Every record should be copied exactly, except that pictures are to be omitted.

══ Dataset rows

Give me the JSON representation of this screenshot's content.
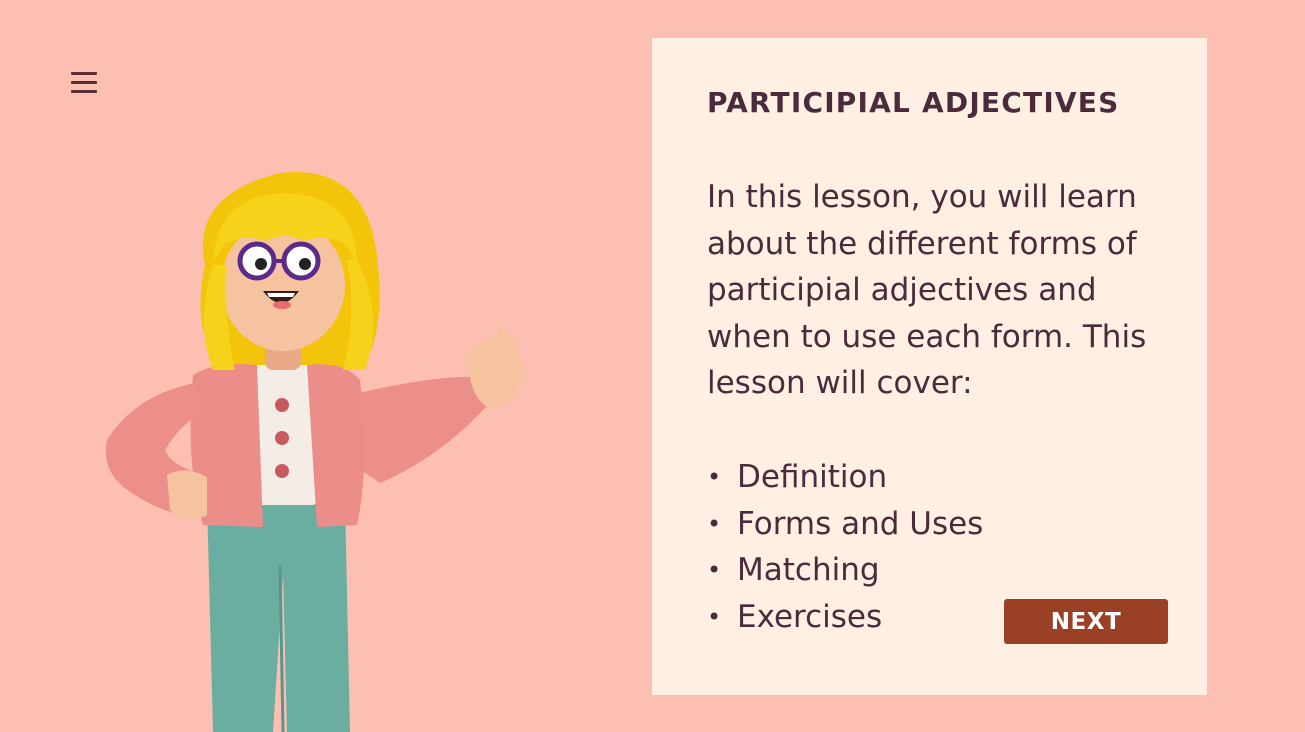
{
  "menu": {
    "icon": "hamburger-menu-icon"
  },
  "illustration": {
    "subject": "3d-cartoon-woman-pointing"
  },
  "lesson": {
    "title": "PARTICIPIAL ADJECTIVES",
    "intro": "In this lesson, you will learn about the different forms of participial adjectives and when to use each form. This lesson will cover:",
    "topics": [
      "Definition",
      "Forms and Uses",
      "Matching",
      "Exercises"
    ],
    "bullet": "•",
    "next_label": "NEXT"
  },
  "colors": {
    "background": "#fdbfb2",
    "panel": "#fff0e3",
    "text": "#4b2a3b",
    "button": "#9a4024"
  }
}
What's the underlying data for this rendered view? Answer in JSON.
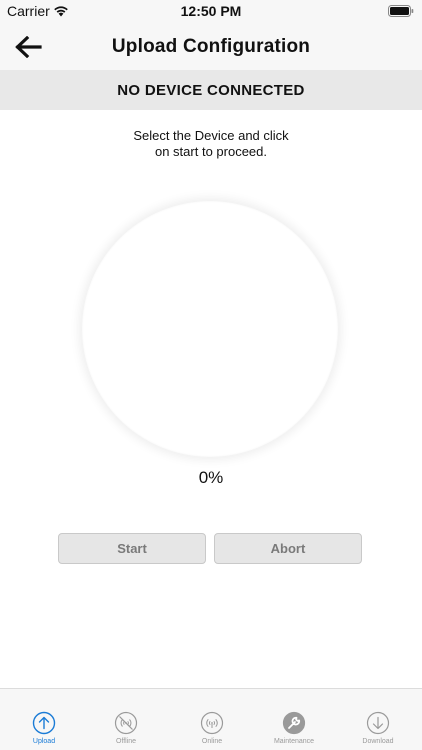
{
  "status_bar": {
    "carrier": "Carrier",
    "time": "12:50 PM"
  },
  "nav": {
    "title": "Upload Configuration",
    "back_icon": "arrow-left-icon"
  },
  "device_banner": "NO DEVICE CONNECTED",
  "instruction": {
    "line1": "Select the Device and click",
    "line2": "on start to proceed."
  },
  "progress": {
    "value": 0,
    "label": "0%"
  },
  "actions": {
    "start_label": "Start",
    "abort_label": "Abort"
  },
  "tabs": [
    {
      "label": "Upload",
      "icon": "upload-icon",
      "active": true
    },
    {
      "label": "Offline",
      "icon": "offline-icon",
      "active": false
    },
    {
      "label": "Online",
      "icon": "online-icon",
      "active": false
    },
    {
      "label": "Maintenance",
      "icon": "maintenance-icon",
      "active": false
    },
    {
      "label": "Download",
      "icon": "download-icon",
      "active": false
    }
  ],
  "colors": {
    "accent": "#1a7bd6",
    "inactive": "#9a9a9a",
    "banner_bg": "#e8e8e8",
    "button_bg": "#e6e6e6"
  }
}
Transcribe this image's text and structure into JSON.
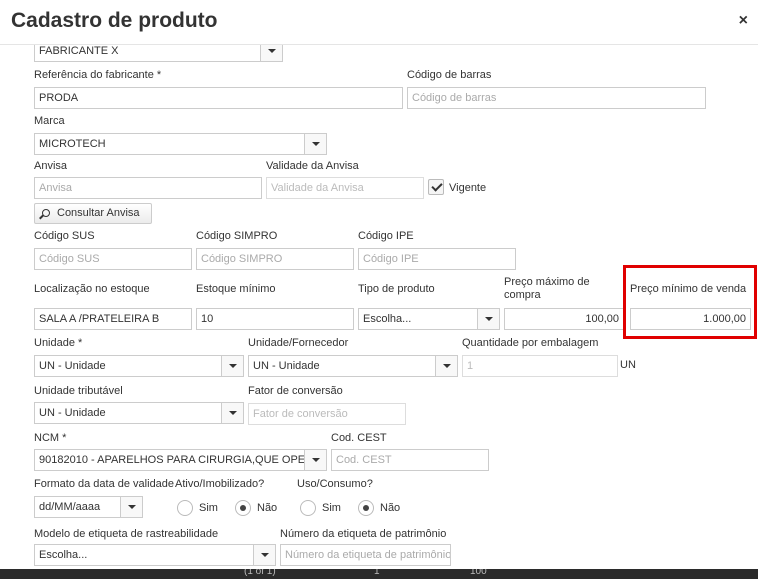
{
  "modal": {
    "title": "Cadastro de produto",
    "close": "×"
  },
  "fabricante": {
    "value": "FABRICANTE X"
  },
  "referencia": {
    "label": "Referência do fabricante *",
    "value": "PRODA"
  },
  "codigo_barras": {
    "label": "Código de barras",
    "placeholder": "Código de barras"
  },
  "marca": {
    "label": "Marca",
    "value": "MICROTECH"
  },
  "anvisa": {
    "label": "Anvisa",
    "placeholder": "Anvisa"
  },
  "validade_anvisa": {
    "label": "Validade da Anvisa",
    "placeholder": "Validade da Anvisa"
  },
  "vigente": {
    "label": "Vigente",
    "checked": true
  },
  "consultar_anvisa": {
    "label": "Consultar Anvisa"
  },
  "codigo_sus": {
    "label": "Código SUS",
    "placeholder": "Código SUS"
  },
  "codigo_simpro": {
    "label": "Código SIMPRO",
    "placeholder": "Código SIMPRO"
  },
  "codigo_ipe": {
    "label": "Código IPE",
    "placeholder": "Código IPE"
  },
  "localizacao": {
    "label": "Localização no estoque",
    "value": "SALA A /PRATELEIRA B"
  },
  "estoque_minimo": {
    "label": "Estoque mínimo",
    "value": "10"
  },
  "tipo_produto": {
    "label": "Tipo de produto",
    "value": "Escolha..."
  },
  "preco_max_compra": {
    "label": "Preço máximo de compra",
    "value": "100,00"
  },
  "preco_min_venda": {
    "label": "Preço mínimo de venda",
    "value": "1.000,00"
  },
  "unidade": {
    "label": "Unidade *",
    "value": "UN - Unidade"
  },
  "unidade_fornecedor": {
    "label": "Unidade/Fornecedor",
    "value": "UN - Unidade"
  },
  "qtd_embalagem": {
    "label": "Quantidade por embalagem",
    "placeholder": "1",
    "unit": "UN"
  },
  "unidade_tributavel": {
    "label": "Unidade tributável",
    "value": "UN - Unidade"
  },
  "fator_conversao": {
    "label": "Fator de conversão",
    "placeholder": "Fator de conversão"
  },
  "ncm": {
    "label": "NCM *",
    "value": "90182010 - APARELHOS PARA CIRURGIA,QUE OPE"
  },
  "cod_cest": {
    "label": "Cod. CEST",
    "placeholder": "Cod. CEST"
  },
  "formato_validade": {
    "label": "Formato da data de validade",
    "value": "dd/MM/aaaa"
  },
  "ativo_imobilizado": {
    "label": "Ativo/Imobilizado?",
    "sim": "Sim",
    "nao": "Não",
    "selected": "Não"
  },
  "uso_consumo": {
    "label": "Uso/Consumo?",
    "sim": "Sim",
    "nao": "Não",
    "selected": "Não"
  },
  "modelo_etiqueta": {
    "label": "Modelo de etiqueta de rastreabilidade",
    "value": "Escolha..."
  },
  "numero_patrimonio": {
    "label": "Número da etiqueta de patrimônio",
    "placeholder": "Número da etiqueta de patrimônio"
  },
  "pager": {
    "info": "(1 of 1)",
    "page": "1",
    "per_page": "100"
  }
}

════

[Written response]
Give me the JSON representation of this screenshot's content.
{
  "menu": {
    "icon": "hamburger-menu-icon"
  },
  "illustration": {
    "subject": "3d-cartoon-woman-pointing"
  },
  "lesson": {
    "title": "PARTICIPIAL ADJECTIVES",
    "intro": "In this lesson, you will learn about the different forms of participial adjectives and when to use each form. This lesson will cover:",
    "topics": [
      "Definition",
      "Forms and Uses",
      "Matching",
      "Exercises"
    ],
    "bullet": "•",
    "next_label": "NEXT"
  },
  "colors": {
    "background": "#fdbfb2",
    "panel": "#fff0e3",
    "text": "#4b2a3b",
    "button": "#9a4024"
  }
}
What's the underlying data for this rendered view? Answer in JSON.
{
  "status_bar": {
    "carrier": "Carrier",
    "time": "12:50 PM"
  },
  "nav": {
    "title": "Upload Configuration",
    "back_icon": "arrow-left-icon"
  },
  "device_banner": "NO DEVICE CONNECTED",
  "instruction": {
    "line1": "Select the Device and click",
    "line2": "on start to proceed."
  },
  "progress": {
    "value": 0,
    "label": "0%"
  },
  "actions": {
    "start_label": "Start",
    "abort_label": "Abort"
  },
  "tabs": [
    {
      "label": "Upload",
      "icon": "upload-icon",
      "active": true
    },
    {
      "label": "Offline",
      "icon": "offline-icon",
      "active": false
    },
    {
      "label": "Online",
      "icon": "online-icon",
      "active": false
    },
    {
      "label": "Maintenance",
      "icon": "maintenance-icon",
      "active": false
    },
    {
      "label": "Download",
      "icon": "download-icon",
      "active": false
    }
  ],
  "colors": {
    "accent": "#1a7bd6",
    "inactive": "#9a9a9a",
    "banner_bg": "#e8e8e8",
    "button_bg": "#e6e6e6"
  }
}
Transcribe this image's text and structure into JSON.
{
  "modal": {
    "title": "Cadastro de produto",
    "close": "×"
  },
  "fabricante": {
    "value": "FABRICANTE X"
  },
  "referencia": {
    "label": "Referência do fabricante *",
    "value": "PRODA"
  },
  "codigo_barras": {
    "label": "Código de barras",
    "placeholder": "Código de barras"
  },
  "marca": {
    "label": "Marca",
    "value": "MICROTECH"
  },
  "anvisa": {
    "label": "Anvisa",
    "placeholder": "Anvisa"
  },
  "validade_anvisa": {
    "label": "Validade da Anvisa",
    "placeholder": "Validade da Anvisa"
  },
  "vigente": {
    "label": "Vigente",
    "checked": true
  },
  "consultar_anvisa": {
    "label": "Consultar Anvisa"
  },
  "codigo_sus": {
    "label": "Código SUS",
    "placeholder": "Código SUS"
  },
  "codigo_simpro": {
    "label": "Código SIMPRO",
    "placeholder": "Código SIMPRO"
  },
  "codigo_ipe": {
    "label": "Código IPE",
    "placeholder": "Código IPE"
  },
  "localizacao": {
    "label": "Localização no estoque",
    "value": "SALA A /PRATELEIRA B"
  },
  "estoque_minimo": {
    "label": "Estoque mínimo",
    "value": "10"
  },
  "tipo_produto": {
    "label": "Tipo de produto",
    "value": "Escolha..."
  },
  "preco_max_compra": {
    "label": "Preço máximo de compra",
    "value": "100,00"
  },
  "preco_min_venda": {
    "label": "Preço mínimo de venda",
    "value": "1.000,00"
  },
  "unidade": {
    "label": "Unidade *",
    "value": "UN - Unidade"
  },
  "unidade_fornecedor": {
    "label": "Unidade/Fornecedor",
    "value": "UN - Unidade"
  },
  "qtd_embalagem": {
    "label": "Quantidade por embalagem",
    "placeholder": "1",
    "unit": "UN"
  },
  "unidade_tributavel": {
    "label": "Unidade tributável",
    "value": "UN - Unidade"
  },
  "fator_conversao": {
    "label": "Fator de conversão",
    "placeholder": "Fator de conversão"
  },
  "ncm": {
    "label": "NCM *",
    "value": "90182010 - APARELHOS PARA CIRURGIA,QUE OPE"
  },
  "cod_cest": {
    "label": "Cod. CEST",
    "placeholder": "Cod. CEST"
  },
  "formato_validade": {
    "label": "Formato da data de validade",
    "value": "dd/MM/aaaa"
  },
  "ativo_imobilizado": {
    "label": "Ativo/Imobilizado?",
    "sim": "Sim",
    "nao": "Não",
    "selected": "Não"
  },
  "uso_consumo": {
    "label": "Uso/Consumo?",
    "sim": "Sim",
    "nao": "Não",
    "selected": "Não"
  },
  "modelo_etiqueta": {
    "label": "Modelo de etiqueta de rastreabilidade",
    "value": "Escolha..."
  },
  "numero_patrimonio": {
    "label": "Número da etiqueta de patrimônio",
    "placeholder": "Número da etiqueta de patrimônio"
  },
  "pager": {
    "info": "(1 of 1)",
    "page": "1",
    "per_page": "100"
  }
}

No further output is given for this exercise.